* **Given problem**
Extract every line from the records below that contains the word "Monitoring".

Stored data entries:
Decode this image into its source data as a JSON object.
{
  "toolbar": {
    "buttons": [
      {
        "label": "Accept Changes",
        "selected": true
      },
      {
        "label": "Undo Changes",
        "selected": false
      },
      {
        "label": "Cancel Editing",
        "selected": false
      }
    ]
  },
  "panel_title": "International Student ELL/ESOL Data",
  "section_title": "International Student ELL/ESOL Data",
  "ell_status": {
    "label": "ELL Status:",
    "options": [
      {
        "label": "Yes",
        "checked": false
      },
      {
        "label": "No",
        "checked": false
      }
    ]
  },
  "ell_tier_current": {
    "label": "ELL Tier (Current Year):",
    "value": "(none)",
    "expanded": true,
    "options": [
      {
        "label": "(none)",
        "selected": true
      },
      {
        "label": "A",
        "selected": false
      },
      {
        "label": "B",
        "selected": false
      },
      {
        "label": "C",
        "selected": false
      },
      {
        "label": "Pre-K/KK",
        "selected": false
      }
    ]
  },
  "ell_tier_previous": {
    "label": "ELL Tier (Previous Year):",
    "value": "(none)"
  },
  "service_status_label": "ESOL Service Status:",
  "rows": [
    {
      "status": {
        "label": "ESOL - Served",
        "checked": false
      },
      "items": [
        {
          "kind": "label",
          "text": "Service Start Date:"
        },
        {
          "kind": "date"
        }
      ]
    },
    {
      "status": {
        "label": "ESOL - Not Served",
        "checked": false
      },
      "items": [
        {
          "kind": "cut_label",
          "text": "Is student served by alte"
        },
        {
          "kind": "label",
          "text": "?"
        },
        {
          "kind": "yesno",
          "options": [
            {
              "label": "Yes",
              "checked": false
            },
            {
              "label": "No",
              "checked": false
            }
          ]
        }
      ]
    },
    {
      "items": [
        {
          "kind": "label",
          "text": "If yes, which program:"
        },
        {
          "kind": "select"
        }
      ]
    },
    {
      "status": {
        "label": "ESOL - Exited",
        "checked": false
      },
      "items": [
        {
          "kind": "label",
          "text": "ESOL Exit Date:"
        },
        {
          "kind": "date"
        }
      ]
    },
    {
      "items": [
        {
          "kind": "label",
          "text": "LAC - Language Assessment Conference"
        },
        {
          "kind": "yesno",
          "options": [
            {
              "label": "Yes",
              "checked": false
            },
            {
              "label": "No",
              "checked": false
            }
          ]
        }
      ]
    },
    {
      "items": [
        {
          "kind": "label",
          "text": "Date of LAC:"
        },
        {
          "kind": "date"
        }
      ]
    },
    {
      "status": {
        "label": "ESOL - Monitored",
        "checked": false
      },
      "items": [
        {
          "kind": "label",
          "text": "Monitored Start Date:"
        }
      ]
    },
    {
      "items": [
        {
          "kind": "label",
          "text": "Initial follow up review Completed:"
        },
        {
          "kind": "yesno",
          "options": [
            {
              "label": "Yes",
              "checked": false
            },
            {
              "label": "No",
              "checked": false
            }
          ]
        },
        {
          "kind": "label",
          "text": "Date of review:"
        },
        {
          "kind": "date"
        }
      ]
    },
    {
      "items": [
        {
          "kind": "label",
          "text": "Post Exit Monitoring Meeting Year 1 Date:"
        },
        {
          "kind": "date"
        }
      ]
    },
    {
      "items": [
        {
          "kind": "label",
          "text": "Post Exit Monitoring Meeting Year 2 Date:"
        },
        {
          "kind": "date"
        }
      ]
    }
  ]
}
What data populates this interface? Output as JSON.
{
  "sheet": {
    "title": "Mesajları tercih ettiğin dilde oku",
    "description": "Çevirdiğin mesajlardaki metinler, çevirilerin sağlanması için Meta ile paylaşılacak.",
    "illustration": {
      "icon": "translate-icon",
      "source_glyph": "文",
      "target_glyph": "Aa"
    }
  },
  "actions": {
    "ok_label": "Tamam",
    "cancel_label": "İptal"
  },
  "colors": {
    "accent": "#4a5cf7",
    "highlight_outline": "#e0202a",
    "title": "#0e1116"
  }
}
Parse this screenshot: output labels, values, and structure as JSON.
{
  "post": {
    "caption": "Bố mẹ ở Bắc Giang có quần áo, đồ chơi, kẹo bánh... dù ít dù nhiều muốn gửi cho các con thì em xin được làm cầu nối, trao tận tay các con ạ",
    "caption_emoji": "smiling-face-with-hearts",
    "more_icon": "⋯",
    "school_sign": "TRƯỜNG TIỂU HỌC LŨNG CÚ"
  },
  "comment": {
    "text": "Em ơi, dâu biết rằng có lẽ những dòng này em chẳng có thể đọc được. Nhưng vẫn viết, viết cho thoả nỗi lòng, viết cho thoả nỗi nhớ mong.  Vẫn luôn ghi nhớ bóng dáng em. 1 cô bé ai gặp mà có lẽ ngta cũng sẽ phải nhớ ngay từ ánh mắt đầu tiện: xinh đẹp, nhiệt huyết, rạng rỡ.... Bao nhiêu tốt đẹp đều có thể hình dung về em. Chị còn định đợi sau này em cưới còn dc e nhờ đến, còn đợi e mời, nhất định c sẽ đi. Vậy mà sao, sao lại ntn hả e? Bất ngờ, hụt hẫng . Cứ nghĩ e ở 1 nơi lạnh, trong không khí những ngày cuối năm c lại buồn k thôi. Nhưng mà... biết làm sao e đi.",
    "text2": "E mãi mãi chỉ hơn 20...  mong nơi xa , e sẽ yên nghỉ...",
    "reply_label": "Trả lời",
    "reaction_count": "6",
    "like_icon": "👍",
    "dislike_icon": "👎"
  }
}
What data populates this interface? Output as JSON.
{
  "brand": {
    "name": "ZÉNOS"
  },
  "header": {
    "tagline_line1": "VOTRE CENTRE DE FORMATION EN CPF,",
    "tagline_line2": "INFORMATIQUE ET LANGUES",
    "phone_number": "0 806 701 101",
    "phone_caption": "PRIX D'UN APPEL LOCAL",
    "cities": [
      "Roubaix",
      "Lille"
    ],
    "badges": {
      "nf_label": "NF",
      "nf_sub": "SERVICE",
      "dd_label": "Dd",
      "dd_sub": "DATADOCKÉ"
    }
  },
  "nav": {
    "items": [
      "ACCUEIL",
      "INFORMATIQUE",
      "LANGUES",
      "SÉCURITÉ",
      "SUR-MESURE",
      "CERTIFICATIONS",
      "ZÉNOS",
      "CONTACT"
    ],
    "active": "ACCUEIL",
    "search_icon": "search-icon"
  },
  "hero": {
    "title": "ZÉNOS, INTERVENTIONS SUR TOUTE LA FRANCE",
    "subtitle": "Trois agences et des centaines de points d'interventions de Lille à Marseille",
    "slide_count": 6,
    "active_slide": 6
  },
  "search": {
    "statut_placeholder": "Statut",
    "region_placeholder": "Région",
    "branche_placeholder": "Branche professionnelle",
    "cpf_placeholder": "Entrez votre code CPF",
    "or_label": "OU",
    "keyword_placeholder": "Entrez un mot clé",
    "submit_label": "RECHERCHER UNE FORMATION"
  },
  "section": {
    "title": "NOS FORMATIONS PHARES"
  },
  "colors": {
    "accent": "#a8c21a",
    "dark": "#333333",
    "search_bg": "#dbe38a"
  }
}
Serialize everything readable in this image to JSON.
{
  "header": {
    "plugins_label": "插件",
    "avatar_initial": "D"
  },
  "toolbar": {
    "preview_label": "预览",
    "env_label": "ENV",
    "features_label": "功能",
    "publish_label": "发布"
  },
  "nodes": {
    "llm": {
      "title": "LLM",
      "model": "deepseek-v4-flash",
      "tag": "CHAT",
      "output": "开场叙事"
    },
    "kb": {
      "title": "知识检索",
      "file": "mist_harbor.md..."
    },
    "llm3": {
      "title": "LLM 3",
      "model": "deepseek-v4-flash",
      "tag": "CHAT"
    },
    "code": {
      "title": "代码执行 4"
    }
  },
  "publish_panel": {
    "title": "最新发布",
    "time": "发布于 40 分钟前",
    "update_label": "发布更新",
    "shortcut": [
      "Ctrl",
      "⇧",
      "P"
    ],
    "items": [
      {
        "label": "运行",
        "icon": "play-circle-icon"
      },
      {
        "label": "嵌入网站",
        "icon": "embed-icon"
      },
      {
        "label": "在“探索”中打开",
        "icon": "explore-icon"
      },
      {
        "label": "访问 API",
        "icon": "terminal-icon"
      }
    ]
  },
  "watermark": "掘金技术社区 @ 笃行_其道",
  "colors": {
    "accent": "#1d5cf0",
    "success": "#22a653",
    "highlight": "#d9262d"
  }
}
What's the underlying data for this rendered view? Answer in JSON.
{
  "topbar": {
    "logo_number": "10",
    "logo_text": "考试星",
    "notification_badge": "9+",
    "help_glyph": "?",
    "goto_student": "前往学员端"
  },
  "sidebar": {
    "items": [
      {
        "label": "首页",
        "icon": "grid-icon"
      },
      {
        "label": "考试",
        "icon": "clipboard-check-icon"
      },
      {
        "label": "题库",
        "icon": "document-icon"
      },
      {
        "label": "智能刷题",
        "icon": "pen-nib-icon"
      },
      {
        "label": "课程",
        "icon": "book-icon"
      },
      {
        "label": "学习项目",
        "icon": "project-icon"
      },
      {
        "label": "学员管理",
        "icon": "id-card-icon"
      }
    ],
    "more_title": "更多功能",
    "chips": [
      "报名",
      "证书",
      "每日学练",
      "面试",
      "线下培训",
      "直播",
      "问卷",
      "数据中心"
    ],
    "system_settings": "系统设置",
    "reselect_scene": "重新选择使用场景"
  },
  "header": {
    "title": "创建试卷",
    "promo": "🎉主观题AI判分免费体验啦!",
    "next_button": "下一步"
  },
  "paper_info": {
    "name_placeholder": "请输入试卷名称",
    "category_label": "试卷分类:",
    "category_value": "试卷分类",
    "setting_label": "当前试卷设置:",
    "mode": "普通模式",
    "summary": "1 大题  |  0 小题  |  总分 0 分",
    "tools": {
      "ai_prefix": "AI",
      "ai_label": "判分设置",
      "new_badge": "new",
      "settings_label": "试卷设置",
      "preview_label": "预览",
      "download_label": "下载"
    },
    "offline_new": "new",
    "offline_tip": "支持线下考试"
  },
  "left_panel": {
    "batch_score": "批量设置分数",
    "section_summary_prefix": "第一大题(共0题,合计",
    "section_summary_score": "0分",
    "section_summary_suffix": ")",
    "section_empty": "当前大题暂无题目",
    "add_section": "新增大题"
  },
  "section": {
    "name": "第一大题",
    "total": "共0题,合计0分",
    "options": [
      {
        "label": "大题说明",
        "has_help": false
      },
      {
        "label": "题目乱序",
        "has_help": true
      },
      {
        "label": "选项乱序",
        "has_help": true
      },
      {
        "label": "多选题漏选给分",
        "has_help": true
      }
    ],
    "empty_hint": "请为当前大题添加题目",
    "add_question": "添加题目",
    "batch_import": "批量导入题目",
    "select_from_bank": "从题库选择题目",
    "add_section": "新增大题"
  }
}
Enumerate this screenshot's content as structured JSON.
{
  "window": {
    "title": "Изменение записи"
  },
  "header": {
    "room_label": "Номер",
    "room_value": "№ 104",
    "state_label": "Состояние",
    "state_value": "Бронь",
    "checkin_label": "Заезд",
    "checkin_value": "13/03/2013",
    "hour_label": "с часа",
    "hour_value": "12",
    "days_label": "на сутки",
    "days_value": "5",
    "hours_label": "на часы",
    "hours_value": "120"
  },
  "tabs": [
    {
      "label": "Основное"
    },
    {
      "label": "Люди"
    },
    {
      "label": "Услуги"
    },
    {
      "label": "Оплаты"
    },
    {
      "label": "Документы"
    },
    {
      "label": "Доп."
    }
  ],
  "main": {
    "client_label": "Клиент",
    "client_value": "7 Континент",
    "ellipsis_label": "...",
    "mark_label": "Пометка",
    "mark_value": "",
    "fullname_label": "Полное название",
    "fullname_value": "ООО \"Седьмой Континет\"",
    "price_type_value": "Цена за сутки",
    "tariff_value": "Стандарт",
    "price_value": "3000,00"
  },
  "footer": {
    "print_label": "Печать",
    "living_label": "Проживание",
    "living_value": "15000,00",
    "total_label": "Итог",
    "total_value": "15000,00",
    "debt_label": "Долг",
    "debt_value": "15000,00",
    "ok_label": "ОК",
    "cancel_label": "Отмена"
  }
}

* **Complete answer**
          "text": "Post Exit Monitoring Meeting Year 1 Date:"
          "text": "Post Exit Monitoring Meeting Year 2 Date:"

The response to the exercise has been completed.